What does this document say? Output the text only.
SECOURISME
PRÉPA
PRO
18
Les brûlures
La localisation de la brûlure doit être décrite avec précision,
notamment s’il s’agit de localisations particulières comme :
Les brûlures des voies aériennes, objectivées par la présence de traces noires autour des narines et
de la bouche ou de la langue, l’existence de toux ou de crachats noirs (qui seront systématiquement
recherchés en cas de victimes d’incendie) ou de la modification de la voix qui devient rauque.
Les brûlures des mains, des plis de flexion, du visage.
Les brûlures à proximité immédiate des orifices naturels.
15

■ ■ ■ ■ ■ ■ ■

■ **Set exercise**
Count every line in the data that contains the word "brûlures", then give that count and nothing else.

■ **Answer for this exercise**
4